SET EXERCISE.
Wherever a line below holds the word "central", copy that line.

ENTRIES.
□ □ □
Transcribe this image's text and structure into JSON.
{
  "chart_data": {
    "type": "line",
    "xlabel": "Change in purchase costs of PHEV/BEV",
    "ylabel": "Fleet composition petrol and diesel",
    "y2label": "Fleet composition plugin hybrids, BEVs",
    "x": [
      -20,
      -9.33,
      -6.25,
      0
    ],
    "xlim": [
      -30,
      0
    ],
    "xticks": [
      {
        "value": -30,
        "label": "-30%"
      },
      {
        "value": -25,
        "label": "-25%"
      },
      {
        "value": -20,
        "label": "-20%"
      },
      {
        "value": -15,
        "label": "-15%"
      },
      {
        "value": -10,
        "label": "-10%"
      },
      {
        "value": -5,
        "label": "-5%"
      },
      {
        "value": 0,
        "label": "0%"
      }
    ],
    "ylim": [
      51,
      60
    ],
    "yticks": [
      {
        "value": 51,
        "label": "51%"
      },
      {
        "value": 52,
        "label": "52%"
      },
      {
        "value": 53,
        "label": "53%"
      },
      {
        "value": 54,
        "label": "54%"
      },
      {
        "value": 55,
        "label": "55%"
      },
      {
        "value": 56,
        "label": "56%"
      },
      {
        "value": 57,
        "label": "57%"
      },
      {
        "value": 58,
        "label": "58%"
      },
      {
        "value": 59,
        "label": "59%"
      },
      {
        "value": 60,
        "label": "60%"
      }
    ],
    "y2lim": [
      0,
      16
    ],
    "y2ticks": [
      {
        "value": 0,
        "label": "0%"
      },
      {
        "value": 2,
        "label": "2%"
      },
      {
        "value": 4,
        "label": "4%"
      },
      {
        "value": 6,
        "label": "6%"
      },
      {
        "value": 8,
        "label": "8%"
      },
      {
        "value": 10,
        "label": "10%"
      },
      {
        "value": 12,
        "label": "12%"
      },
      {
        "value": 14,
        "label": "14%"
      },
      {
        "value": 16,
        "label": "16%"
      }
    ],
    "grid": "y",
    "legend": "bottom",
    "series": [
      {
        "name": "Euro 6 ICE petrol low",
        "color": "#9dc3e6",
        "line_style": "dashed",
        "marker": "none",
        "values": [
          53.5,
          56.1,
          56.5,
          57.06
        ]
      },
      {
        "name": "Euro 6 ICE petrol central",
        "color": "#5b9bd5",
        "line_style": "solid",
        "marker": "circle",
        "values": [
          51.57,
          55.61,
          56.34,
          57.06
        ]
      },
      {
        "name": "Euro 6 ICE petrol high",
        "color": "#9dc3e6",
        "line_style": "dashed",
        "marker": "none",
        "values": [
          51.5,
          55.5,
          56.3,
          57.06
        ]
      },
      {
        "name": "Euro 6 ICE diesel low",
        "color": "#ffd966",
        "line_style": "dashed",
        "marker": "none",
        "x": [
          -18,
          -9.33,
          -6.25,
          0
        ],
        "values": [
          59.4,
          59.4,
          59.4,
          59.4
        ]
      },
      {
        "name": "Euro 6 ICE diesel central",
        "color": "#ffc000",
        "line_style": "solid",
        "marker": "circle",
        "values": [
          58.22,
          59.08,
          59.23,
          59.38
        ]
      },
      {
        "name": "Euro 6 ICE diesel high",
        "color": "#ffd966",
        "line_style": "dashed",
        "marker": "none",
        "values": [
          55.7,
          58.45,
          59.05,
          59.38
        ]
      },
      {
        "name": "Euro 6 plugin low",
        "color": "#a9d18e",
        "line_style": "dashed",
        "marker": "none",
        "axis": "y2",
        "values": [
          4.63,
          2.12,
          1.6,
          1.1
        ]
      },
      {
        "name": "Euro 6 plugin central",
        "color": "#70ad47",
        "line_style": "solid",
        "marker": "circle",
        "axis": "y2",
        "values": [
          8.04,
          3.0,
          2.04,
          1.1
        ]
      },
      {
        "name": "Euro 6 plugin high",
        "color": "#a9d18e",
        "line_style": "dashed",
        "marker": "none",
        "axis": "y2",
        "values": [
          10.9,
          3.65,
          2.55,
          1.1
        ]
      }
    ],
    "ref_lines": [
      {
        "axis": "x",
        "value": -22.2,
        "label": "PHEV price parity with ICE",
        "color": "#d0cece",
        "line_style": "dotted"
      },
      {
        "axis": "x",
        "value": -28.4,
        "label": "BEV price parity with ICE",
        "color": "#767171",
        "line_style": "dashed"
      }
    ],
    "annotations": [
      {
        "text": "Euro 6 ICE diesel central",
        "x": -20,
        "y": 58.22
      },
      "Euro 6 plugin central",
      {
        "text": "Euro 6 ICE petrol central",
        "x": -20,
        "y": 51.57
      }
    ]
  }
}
□ □ □
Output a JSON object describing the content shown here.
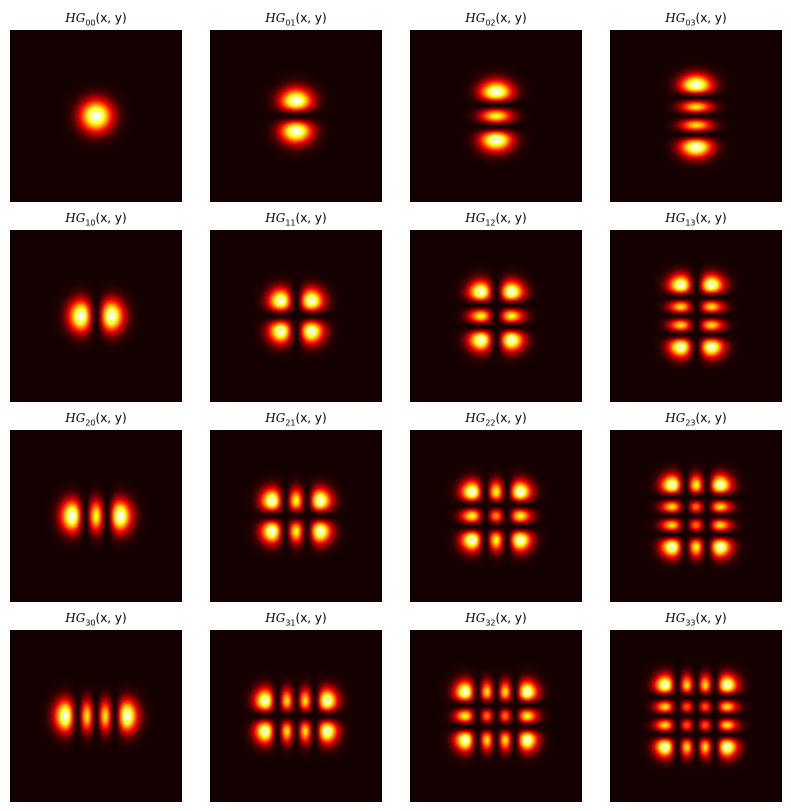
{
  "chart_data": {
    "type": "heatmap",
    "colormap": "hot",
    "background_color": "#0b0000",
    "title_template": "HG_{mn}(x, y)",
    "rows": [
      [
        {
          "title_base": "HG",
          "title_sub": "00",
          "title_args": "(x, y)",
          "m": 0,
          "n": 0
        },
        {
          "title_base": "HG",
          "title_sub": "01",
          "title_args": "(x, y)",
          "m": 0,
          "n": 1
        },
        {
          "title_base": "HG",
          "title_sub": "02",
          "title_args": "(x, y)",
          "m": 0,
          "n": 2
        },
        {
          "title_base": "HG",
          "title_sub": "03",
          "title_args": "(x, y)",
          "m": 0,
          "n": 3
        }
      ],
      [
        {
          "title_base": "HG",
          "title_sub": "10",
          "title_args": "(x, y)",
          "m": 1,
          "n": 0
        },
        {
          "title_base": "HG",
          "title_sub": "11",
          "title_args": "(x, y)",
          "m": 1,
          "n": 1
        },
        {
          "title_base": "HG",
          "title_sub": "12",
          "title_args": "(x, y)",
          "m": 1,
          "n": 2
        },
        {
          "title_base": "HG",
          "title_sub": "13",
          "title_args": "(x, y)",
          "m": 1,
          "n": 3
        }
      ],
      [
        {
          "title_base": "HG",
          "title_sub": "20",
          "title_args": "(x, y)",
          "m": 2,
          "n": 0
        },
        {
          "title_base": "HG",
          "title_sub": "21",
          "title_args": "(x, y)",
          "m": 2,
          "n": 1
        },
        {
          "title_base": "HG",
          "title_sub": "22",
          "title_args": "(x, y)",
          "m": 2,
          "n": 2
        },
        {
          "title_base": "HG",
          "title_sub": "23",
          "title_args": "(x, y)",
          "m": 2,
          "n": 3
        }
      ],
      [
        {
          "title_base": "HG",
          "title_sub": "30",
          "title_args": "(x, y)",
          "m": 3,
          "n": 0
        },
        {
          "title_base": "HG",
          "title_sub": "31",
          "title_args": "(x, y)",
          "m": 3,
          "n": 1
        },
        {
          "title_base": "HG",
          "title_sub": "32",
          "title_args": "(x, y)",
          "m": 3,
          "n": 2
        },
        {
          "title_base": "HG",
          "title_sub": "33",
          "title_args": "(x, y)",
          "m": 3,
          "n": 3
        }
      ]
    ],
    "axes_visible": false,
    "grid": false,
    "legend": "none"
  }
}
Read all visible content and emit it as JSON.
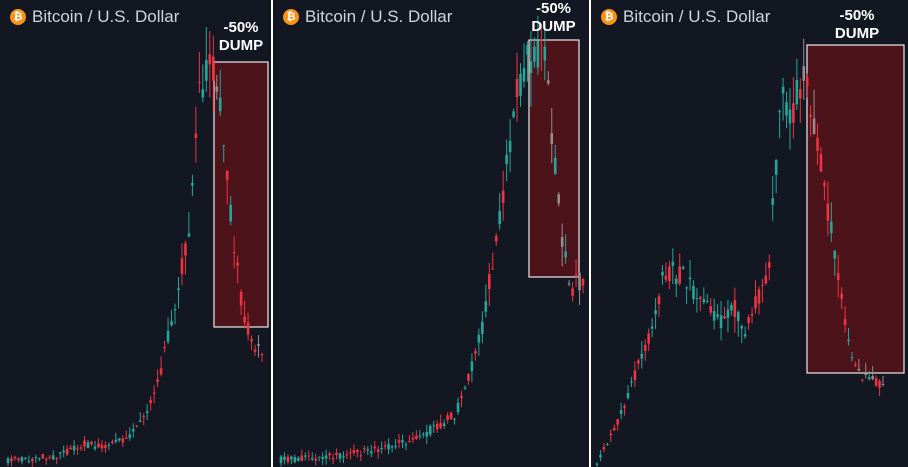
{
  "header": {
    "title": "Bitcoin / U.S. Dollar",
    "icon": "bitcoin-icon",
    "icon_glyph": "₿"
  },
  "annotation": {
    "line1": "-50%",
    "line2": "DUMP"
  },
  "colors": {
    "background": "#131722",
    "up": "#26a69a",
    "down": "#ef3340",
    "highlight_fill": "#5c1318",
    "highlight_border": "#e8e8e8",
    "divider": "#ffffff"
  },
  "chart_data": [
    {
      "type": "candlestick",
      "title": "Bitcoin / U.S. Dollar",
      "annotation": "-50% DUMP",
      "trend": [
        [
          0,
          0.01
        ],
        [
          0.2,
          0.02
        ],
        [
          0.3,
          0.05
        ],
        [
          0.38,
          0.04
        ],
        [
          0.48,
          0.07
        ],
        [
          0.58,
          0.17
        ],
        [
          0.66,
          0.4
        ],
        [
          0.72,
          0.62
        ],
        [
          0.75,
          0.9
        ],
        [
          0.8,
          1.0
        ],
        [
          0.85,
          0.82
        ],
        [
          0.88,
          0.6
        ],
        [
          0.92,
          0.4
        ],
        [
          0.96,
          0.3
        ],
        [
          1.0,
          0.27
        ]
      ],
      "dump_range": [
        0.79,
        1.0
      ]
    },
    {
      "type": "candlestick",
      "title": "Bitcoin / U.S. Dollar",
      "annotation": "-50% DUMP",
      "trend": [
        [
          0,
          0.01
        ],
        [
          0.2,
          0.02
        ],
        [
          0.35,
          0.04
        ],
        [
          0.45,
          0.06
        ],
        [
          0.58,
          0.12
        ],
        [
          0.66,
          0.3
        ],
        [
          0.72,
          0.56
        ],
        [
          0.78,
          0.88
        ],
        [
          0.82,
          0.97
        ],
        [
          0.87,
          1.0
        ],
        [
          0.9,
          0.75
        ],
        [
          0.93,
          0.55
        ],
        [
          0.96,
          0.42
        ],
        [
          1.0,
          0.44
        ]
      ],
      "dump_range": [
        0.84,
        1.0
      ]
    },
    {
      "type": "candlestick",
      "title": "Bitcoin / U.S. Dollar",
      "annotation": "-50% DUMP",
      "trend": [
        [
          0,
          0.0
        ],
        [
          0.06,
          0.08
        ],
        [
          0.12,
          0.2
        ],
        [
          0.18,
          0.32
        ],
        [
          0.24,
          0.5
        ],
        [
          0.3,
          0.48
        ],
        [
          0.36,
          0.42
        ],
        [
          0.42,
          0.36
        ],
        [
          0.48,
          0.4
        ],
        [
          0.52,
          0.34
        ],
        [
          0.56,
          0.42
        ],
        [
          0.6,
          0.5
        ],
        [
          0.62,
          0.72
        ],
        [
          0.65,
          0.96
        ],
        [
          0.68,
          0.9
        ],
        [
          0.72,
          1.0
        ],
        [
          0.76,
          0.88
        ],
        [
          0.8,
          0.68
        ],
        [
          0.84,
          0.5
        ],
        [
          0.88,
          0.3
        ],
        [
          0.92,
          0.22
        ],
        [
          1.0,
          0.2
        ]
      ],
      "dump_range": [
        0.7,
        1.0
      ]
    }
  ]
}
□ □ □
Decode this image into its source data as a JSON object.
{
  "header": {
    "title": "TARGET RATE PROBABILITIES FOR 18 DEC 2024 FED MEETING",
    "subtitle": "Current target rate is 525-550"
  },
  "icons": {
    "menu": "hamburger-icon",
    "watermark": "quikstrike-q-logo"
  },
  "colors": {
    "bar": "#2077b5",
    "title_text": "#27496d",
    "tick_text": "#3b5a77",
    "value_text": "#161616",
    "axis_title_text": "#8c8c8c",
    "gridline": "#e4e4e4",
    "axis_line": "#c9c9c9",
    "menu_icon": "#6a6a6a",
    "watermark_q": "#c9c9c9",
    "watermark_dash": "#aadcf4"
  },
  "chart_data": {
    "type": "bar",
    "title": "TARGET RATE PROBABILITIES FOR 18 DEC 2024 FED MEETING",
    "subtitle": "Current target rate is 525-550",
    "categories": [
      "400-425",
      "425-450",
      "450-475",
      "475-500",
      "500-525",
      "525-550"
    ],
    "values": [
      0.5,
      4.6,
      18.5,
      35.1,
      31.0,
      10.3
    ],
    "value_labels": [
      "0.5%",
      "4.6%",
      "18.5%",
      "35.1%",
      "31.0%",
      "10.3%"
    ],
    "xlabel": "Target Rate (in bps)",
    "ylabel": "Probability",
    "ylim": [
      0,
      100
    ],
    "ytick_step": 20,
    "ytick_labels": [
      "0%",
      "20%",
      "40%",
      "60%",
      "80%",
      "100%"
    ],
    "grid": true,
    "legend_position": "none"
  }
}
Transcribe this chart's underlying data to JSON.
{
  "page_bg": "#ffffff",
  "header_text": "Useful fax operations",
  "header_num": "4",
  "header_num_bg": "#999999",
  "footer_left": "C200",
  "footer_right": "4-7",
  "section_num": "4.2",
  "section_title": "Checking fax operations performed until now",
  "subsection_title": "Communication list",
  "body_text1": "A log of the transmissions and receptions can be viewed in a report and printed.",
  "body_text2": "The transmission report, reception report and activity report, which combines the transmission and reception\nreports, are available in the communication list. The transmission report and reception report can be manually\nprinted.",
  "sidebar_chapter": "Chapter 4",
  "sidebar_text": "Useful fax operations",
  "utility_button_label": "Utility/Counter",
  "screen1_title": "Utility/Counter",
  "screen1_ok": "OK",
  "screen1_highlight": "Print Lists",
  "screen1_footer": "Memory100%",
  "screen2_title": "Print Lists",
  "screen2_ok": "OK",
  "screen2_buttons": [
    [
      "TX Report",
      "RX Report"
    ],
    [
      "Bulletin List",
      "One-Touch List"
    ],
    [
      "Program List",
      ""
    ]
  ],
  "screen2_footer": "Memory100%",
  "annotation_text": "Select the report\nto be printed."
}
□ □ □
FINAL RESULT.
        "name": "Euro 6 ICE petrol central",
        "name": "Euro 6 ICE diesel central",
        "name": "Euro 6 plugin central",
        "text": "Euro 6 ICE diesel central",
      "Euro 6 plugin central",
        "text": "Euro 6 ICE petrol central",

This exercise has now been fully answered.